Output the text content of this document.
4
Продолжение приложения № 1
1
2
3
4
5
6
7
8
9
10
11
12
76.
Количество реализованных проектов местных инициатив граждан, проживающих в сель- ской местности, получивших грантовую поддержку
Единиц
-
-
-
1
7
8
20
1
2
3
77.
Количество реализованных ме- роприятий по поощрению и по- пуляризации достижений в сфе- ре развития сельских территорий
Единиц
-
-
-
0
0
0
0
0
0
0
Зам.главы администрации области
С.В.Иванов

▸ **WRITTEN EXERCISE**
In full and verbatim, repeat the records given above.

▸ **SOLUTION BELOW**
Output the text content of this document.
4
Продолжение приложения № 1
1
2
3
4
5
6
7
8
9
10
11
12
76.
Количество реализованных проектов местных инициатив граждан, проживающих в сель- ской местности, получивших грантовую поддержку
Единиц
-
-
-
1
7
8
20
1
2
3
77.
Количество реализованных ме- роприятий по поощрению и по- пуляризации достижений в сфе- ре развития сельских территорий
Единиц
-
-
-
0
0
0
0
0
0
0
Зам.главы администрации области
С.В.Иванов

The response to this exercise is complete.